[Figure record listings]
** begin **

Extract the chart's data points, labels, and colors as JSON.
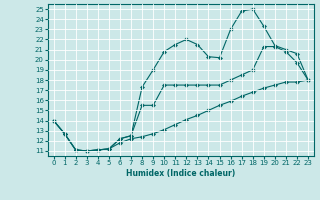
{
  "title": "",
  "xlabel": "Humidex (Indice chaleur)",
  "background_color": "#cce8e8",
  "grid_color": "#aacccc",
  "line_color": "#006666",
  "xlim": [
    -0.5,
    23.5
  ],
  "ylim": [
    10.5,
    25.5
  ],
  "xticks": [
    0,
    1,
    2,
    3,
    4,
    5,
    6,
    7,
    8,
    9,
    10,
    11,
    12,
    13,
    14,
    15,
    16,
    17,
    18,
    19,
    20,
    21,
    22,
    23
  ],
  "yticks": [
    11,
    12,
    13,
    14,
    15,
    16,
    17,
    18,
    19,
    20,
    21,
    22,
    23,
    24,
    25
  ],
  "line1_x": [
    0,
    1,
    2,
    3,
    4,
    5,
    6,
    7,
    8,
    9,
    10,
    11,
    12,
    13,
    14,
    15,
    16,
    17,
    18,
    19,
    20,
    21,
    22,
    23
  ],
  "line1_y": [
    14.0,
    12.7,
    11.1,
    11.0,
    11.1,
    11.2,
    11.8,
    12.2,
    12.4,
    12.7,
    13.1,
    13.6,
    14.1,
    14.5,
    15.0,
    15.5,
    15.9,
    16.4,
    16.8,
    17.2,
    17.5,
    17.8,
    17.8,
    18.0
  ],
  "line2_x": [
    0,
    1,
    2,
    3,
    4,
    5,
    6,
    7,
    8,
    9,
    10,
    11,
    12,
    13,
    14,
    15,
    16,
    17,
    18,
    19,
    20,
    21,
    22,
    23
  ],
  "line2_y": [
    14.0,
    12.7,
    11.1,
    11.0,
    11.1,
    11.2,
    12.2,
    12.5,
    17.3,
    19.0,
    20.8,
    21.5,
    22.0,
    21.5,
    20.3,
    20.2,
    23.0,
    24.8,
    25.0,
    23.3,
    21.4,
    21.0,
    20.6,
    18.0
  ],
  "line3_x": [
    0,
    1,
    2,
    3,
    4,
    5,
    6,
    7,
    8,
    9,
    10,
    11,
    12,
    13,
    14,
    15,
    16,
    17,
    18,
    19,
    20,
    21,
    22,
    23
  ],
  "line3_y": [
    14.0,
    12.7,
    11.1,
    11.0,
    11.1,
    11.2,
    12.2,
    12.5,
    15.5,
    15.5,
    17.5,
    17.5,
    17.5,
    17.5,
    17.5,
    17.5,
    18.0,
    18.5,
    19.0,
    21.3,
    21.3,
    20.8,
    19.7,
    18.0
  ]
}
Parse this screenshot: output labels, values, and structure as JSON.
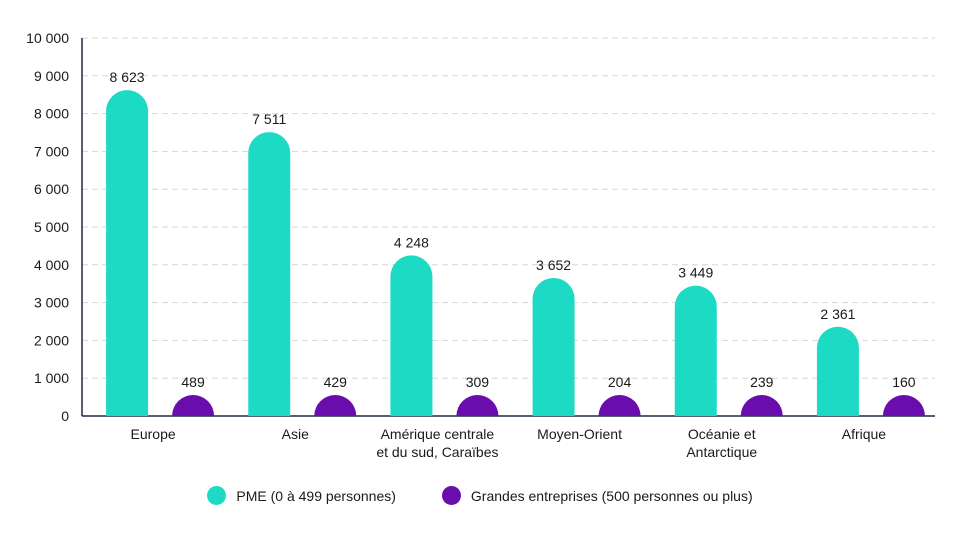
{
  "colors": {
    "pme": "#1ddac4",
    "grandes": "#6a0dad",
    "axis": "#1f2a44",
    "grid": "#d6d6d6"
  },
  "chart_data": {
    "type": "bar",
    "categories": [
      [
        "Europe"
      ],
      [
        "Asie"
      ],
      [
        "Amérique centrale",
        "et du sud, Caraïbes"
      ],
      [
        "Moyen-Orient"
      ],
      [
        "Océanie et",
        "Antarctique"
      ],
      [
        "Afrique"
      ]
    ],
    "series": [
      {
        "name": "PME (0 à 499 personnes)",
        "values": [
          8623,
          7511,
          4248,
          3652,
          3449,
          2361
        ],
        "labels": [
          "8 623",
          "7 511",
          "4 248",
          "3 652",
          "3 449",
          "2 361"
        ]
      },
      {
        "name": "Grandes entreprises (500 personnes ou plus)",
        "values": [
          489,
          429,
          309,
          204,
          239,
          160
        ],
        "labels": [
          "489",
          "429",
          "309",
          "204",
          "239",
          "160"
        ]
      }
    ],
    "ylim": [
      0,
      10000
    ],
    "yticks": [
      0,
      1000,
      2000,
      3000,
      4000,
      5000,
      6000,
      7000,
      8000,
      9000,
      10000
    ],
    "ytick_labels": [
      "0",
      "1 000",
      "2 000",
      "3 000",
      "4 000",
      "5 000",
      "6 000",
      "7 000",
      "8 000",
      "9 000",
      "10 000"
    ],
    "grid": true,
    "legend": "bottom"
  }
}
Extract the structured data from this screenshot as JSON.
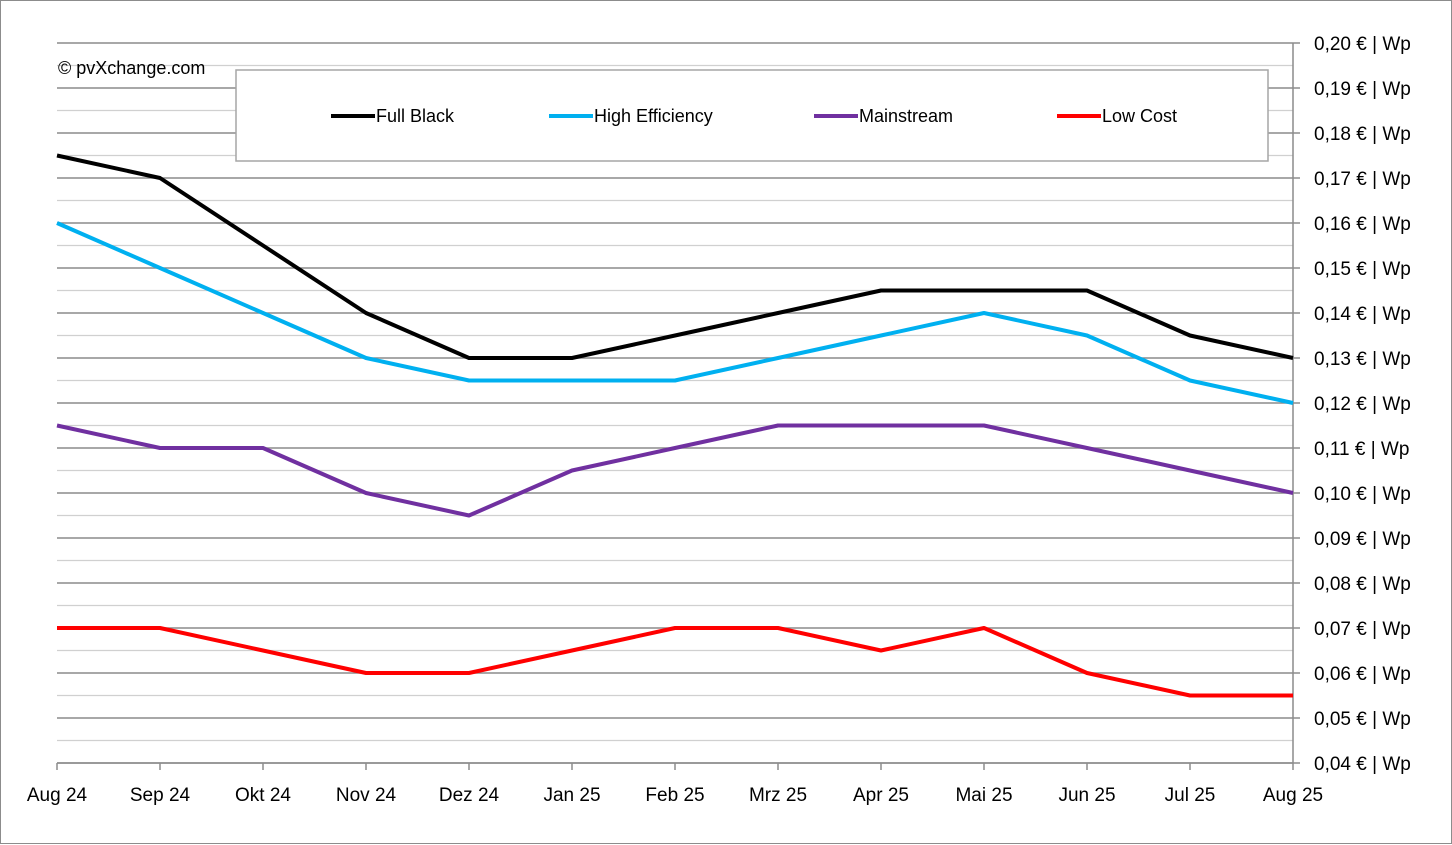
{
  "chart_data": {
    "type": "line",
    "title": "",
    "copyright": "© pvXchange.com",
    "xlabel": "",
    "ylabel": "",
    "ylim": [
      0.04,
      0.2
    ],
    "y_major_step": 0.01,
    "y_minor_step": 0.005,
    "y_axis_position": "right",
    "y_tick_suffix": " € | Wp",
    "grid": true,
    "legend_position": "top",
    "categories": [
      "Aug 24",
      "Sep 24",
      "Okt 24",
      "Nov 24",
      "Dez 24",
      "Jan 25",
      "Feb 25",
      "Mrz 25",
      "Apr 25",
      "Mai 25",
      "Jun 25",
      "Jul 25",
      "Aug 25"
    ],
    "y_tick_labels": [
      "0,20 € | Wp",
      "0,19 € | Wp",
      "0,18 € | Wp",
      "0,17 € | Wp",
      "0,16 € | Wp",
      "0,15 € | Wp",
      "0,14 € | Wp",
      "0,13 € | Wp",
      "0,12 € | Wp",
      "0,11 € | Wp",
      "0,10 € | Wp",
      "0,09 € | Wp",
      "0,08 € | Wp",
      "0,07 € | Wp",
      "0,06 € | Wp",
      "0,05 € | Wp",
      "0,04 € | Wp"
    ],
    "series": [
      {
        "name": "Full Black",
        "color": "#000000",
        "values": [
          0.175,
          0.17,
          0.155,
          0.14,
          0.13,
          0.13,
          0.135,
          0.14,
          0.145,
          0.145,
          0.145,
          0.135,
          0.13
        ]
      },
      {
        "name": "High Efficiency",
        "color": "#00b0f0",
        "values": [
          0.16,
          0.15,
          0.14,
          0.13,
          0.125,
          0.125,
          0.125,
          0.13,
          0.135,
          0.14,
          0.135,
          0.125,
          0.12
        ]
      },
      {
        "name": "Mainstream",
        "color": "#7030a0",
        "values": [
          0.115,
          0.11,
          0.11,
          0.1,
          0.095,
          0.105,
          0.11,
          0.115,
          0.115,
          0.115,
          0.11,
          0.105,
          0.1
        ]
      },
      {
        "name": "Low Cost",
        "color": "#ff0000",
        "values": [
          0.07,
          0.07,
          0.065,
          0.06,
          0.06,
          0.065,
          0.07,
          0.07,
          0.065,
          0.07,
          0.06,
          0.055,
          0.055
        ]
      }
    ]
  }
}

** end **

Look for the word "personnes" in every line of the listing and copy the lines that have it.

**Correct result**:
        "name": "PME (0 à 499 personnes)",
        "name": "Grandes entreprises (500 personnes ou plus)",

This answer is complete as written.